**THE PROBLEM**
Exactly as given, repeat all of the entries.

**INPUT**
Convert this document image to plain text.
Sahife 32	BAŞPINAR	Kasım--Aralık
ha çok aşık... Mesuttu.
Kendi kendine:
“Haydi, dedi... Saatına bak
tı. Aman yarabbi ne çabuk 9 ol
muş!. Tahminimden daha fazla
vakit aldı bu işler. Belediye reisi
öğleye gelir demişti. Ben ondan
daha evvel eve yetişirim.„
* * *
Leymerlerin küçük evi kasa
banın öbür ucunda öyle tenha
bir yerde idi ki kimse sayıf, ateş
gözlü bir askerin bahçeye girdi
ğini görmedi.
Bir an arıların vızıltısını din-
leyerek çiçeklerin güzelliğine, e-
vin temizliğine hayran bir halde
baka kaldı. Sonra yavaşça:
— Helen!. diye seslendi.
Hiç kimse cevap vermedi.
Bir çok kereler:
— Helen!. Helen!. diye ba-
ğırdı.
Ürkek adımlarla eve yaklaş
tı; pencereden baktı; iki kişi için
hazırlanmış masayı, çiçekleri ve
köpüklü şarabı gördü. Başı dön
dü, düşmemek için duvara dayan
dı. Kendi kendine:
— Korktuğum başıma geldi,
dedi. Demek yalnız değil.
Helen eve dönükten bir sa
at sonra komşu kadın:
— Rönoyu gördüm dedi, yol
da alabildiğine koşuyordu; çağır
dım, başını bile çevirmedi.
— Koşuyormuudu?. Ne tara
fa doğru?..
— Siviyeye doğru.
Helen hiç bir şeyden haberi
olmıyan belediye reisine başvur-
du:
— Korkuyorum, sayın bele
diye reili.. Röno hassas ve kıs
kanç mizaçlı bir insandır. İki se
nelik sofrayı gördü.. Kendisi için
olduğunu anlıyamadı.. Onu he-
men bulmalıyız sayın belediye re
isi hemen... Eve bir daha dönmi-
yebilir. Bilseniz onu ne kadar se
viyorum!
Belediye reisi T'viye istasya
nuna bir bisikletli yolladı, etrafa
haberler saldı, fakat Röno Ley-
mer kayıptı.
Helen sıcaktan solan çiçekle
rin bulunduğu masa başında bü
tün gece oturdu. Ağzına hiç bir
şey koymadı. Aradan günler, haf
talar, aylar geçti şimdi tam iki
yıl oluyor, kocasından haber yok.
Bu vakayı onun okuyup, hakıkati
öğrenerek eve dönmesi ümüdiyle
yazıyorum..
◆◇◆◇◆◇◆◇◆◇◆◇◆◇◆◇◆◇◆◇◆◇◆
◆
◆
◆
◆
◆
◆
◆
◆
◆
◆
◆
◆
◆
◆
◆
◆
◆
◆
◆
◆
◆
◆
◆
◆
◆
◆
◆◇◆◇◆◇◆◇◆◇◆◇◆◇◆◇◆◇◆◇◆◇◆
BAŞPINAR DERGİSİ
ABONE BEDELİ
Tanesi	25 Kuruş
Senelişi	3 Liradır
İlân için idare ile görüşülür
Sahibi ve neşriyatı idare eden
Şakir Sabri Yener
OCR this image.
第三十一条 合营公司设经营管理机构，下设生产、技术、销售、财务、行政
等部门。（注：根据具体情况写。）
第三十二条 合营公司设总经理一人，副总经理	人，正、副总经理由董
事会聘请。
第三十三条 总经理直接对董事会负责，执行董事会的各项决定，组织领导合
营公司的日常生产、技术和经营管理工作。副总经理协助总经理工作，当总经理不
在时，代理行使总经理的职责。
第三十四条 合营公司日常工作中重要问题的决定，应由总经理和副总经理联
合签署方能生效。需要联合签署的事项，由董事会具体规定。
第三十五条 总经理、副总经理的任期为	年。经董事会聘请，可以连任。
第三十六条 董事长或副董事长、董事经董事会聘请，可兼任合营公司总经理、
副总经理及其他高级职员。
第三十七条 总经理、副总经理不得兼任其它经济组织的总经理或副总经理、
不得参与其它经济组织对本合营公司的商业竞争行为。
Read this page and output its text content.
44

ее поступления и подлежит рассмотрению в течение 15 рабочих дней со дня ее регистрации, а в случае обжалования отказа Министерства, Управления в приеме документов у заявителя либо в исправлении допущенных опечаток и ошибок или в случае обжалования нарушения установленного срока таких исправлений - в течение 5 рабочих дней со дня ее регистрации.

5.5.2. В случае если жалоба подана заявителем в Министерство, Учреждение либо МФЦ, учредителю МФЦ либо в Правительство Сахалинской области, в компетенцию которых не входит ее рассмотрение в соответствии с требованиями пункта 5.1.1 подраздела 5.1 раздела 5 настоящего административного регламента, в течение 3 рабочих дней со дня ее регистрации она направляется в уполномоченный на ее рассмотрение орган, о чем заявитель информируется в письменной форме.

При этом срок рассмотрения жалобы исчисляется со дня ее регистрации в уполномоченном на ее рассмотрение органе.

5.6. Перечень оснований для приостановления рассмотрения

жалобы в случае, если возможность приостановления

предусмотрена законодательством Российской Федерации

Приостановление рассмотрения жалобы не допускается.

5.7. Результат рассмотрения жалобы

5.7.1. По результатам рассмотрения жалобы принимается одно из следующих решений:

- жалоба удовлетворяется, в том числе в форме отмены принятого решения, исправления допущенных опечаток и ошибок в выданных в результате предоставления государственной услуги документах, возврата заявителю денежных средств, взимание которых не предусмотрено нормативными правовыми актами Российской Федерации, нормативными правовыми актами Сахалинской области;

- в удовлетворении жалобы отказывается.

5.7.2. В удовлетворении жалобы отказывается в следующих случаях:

**EXERCISE ANSWER**
Convert this document image to plain text.
Sahife 32	BAŞPINAR	Kasım--Aralık
ha çok aşık... Mesuttu.
Kendi kendine:
“Haydi, dedi... Saatına bak
tı. Aman yarabbi ne çabuk 9 ol
muş!. Tahminimden daha fazla
vakit aldı bu işler. Belediye reisi
öğleye gelir demişti. Ben ondan
daha evvel eve yetişirim.„
* * *
Leymerlerin küçük evi kasa
banın öbür ucunda öyle tenha
bir yerde idi ki kimse sayıf, ateş
gözlü bir askerin bahçeye girdi
ğini görmedi.
Bir an arıların vızıltısını din-
leyerek çiçeklerin güzelliğine, e-
vin temizliğine hayran bir halde
baka kaldı. Sonra yavaşça:
— Helen!. diye seslendi.
Hiç kimse cevap vermedi.
Bir çok kereler:
— Helen!. Helen!. diye ba-
ğırdı.
Ürkek adımlarla eve yaklaş
tı; pencereden baktı; iki kişi için
hazırlanmış masayı, çiçekleri ve
köpüklü şarabı gördü. Başı dön
dü, düşmemek için duvara dayan
dı. Kendi kendine:
— Korktuğum başıma geldi,
dedi. Demek yalnız değil.
Helen eve dönükten bir sa
at sonra komşu kadın:
— Rönoyu gördüm dedi, yol
da alabildiğine koşuyordu; çağır
dım, başını bile çevirmedi.
— Koşuyormuudu?. Ne tara
fa doğru?..
— Siviyeye doğru.
Helen hiç bir şeyden haberi
olmıyan belediye reisine başvur-
du:
— Korkuyorum, sayın bele
diye reili.. Röno hassas ve kıs
kanç mizaçlı bir insandır. İki se
nelik sofrayı gördü.. Kendisi için
olduğunu anlıyamadı.. Onu he-
men bulmalıyız sayın belediye re
isi hemen... Eve bir daha dönmi-
yebilir. Bilseniz onu ne kadar se
viyorum!
Belediye reisi T'viye istasya
nuna bir bisikletli yolladı, etrafa
haberler saldı, fakat Röno Ley-
mer kayıptı.
Helen sıcaktan solan çiçekle
rin bulunduğu masa başında bü
tün gece oturdu. Ağzına hiç bir
şey koymadı. Aradan günler, haf
talar, aylar geçti şimdi tam iki
yıl oluyor, kocasından haber yok.
Bu vakayı onun okuyup, hakıkati
öğrenerek eve dönmesi ümüdiyle
yazıyorum..
◆◇◆◇◆◇◆◇◆◇◆◇◆◇◆◇◆◇◆◇◆◇◆
◆
◆
◆
◆
◆
◆
◆
◆
◆
◆
◆
◆
◆
◆
◆
◆
◆
◆
◆
◆
◆
◆
◆
◆
◆
◆
◆◇◆◇◆◇◆◇◆◇◆◇◆◇◆◇◆◇◆◇◆◇◆
BAŞPINAR DERGİSİ
ABONE BEDELİ
Tanesi	25 Kuruş
Senelişi	3 Liradır
İlân için idare ile görüşülür
Sahibi ve neşriyatı idare eden
Şakir Sabri Yener
OCR this image.
第三十一条 合营公司设经营管理机构，下设生产、技术、销售、财务、行政
等部门。（注：根据具体情况写。）
第三十二条 合营公司设总经理一人，副总经理	人，正、副总经理由董
事会聘请。
第三十三条 总经理直接对董事会负责，执行董事会的各项决定，组织领导合
营公司的日常生产、技术和经营管理工作。副总经理协助总经理工作，当总经理不
在时，代理行使总经理的职责。
第三十四条 合营公司日常工作中重要问题的决定，应由总经理和副总经理联
合签署方能生效。需要联合签署的事项，由董事会具体规定。
第三十五条 总经理、副总经理的任期为	年。经董事会聘请，可以连任。
第三十六条 董事长或副董事长、董事经董事会聘请，可兼任合营公司总经理、
副总经理及其他高级职员。
第三十七条 总经理、副总经理不得兼任其它经济组织的总经理或副总经理、
不得参与其它经济组织对本合营公司的商业竞争行为。
Read this page and output its text content.
44

ее поступления и подлежит рассмотрению в течение 15 рабочих дней со дня ее регистрации, а в случае обжалования отказа Министерства, Управления в приеме документов у заявителя либо в исправлении допущенных опечаток и ошибок или в случае обжалования нарушения установленного срока таких исправлений - в течение 5 рабочих дней со дня ее регистрации.

5.5.2. В случае если жалоба подана заявителем в Министерство, Учреждение либо МФЦ, учредителю МФЦ либо в Правительство Сахалинской области, в компетенцию которых не входит ее рассмотрение в соответствии с требованиями пункта 5.1.1 подраздела 5.1 раздела 5 настоящего административного регламента, в течение 3 рабочих дней со дня ее регистрации она направляется в уполномоченный на ее рассмотрение орган, о чем заявитель информируется в письменной форме.

При этом срок рассмотрения жалобы исчисляется со дня ее регистрации в уполномоченном на ее рассмотрение органе.

5.6. Перечень оснований для приостановления рассмотрения

жалобы в случае, если возможность приостановления

предусмотрена законодательством Российской Федерации

Приостановление рассмотрения жалобы не допускается.

5.7. Результат рассмотрения жалобы

5.7.1. По результатам рассмотрения жалобы принимается одно из следующих решений:

- жалоба удовлетворяется, в том числе в форме отмены принятого решения, исправления допущенных опечаток и ошибок в выданных в результате предоставления государственной услуги документах, возврата заявителю денежных средств, взимание которых не предусмотрено нормативными правовыми актами Российской Федерации, нормативными правовыми актами Сахалинской области;

- в удовлетворении жалобы отказывается.

5.7.2. В удовлетворении жалобы отказывается в следующих случаях:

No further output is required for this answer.